## Assigned task
Repeat word for word the part of the text on scam diabetes cures that begins at the words "Why does everyone" and stops after the words "cures. Scamabetes cures.".

## Given text
***

Why does everyone want to cure diabetes? I mean, I think it would be GREAT if someone truly managed to cure it PROPERLY. But in lieu of that, everyone with internet access, a Canva account, and their finger on the pulse of the latest superfood (which, when said superfood is a legume it actually is a pulse), is out there busily curing diabetes with whatever snake oil concoction they can come up with. (At this point in time, I am going to take a MASSIVE diversion and say that Snake Oil is a thing and it is sold by a woman named Caroline Calloway who is a scammer and all that is wrong with the idea that we need ‘influencers’ in our life, and I would urge you to NOT pop her name into a Google search right now, lest you want to lose the next five hours of your life, and destroy a few brain cells while you are at it.)
Anyway, where was I? Yes, scam diabetes cures. Scamabetes cures.
Lucky for me, I get at least half a dozen diabetes cures delivered directly to my inbox each week. By lucky, I mean, I wish the fuckers would all leave me alone, but that’s not happening.

***

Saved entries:
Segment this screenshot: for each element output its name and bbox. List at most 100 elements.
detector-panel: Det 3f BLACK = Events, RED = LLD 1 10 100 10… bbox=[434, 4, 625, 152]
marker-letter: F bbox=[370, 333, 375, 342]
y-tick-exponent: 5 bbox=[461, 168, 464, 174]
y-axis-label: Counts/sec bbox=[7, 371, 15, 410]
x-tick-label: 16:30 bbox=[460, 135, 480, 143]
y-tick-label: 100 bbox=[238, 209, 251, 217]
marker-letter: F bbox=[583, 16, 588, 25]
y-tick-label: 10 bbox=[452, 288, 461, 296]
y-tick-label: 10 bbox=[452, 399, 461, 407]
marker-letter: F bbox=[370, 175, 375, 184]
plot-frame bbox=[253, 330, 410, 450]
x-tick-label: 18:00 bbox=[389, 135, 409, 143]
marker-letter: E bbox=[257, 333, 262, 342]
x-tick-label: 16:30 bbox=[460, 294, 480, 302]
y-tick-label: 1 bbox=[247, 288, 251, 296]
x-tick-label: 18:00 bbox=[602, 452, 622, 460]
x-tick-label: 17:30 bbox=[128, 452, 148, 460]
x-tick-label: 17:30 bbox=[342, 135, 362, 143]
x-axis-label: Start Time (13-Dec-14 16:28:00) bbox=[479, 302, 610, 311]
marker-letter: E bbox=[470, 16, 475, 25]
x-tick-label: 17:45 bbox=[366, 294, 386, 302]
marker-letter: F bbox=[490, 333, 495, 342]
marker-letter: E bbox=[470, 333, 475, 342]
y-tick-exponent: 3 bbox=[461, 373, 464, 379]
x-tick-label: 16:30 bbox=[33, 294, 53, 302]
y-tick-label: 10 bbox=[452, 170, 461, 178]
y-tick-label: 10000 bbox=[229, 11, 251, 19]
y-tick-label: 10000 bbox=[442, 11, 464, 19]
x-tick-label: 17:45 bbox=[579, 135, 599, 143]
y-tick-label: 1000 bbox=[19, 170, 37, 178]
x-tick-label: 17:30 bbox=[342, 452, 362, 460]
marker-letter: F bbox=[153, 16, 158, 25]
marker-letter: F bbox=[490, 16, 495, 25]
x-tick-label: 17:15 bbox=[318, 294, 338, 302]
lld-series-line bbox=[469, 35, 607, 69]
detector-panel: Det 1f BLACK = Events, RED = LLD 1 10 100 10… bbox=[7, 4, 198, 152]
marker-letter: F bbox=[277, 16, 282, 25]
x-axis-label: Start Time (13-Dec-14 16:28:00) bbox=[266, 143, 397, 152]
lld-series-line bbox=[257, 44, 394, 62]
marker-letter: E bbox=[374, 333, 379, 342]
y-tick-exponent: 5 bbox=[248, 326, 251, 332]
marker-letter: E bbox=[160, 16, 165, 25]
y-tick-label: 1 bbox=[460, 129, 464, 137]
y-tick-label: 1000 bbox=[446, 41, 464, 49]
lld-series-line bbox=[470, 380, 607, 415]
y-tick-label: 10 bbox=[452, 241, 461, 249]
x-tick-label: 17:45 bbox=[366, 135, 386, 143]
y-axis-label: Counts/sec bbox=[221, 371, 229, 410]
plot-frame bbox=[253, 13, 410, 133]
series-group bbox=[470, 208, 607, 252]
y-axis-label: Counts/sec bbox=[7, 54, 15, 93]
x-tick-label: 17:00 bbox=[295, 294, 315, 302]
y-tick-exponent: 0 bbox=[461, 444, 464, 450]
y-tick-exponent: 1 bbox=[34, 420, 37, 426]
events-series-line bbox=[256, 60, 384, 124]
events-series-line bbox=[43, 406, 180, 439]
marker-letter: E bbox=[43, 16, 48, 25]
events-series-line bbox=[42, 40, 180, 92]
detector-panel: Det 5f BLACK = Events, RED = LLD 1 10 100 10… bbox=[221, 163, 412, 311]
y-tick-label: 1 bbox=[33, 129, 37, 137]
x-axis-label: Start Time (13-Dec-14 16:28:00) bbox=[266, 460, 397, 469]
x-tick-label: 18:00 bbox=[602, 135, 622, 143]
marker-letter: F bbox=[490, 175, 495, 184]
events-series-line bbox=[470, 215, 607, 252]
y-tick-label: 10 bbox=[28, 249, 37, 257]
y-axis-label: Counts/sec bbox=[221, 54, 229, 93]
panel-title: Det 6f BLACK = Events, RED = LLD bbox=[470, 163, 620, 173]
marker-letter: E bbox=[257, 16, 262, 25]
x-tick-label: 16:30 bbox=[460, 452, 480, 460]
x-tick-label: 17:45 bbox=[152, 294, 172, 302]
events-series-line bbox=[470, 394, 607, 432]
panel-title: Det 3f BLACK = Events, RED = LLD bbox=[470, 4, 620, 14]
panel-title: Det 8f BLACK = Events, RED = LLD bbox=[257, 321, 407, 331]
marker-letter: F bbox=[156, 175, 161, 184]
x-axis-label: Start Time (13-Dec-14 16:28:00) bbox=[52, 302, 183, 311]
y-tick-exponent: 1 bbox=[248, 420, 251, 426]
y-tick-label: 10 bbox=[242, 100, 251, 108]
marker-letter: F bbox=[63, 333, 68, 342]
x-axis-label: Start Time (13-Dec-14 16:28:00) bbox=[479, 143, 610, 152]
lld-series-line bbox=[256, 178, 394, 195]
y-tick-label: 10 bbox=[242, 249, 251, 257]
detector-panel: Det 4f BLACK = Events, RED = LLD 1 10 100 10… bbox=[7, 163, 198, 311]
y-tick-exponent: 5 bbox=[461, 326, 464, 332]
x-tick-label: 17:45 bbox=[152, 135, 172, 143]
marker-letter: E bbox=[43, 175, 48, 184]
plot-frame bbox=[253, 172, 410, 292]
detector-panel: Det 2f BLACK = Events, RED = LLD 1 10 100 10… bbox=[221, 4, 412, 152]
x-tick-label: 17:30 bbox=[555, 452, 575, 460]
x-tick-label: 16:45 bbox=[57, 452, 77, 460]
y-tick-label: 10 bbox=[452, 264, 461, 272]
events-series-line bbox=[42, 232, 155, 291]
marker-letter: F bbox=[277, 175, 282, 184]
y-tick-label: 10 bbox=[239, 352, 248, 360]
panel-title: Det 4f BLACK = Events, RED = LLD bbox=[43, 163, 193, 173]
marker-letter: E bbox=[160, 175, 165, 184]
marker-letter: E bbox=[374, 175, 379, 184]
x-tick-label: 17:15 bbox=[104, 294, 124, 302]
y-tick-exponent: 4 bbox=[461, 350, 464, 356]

***

## Response to this task
Why does everyone want to cure diabetes? I mean, I think it would be GREAT if someone truly managed to cure it PROPERLY. But in lieu of that, everyone with internet access, a Canva account, and their finger on the pulse of the latest superfood (which, when said superfood is a legume it actually is a pulse), is out there busily curing diabetes with whatever snake oil concoction they can come up with. (At this point in time, I am going to take a MASSIVE diversion and say that Snake Oil is a thing and it is sold by a woman named Caroline Calloway who is a scammer and all that is wrong with the idea that we need ‘influencers’ in our life, and I would urge you to NOT pop her name into a Google search right now, lest you want to lose the next five hours of your life, and destroy a few brain cells while you are at it.)
Anyway, where was I? Yes, scam diabetes cures. Scamabetes cures.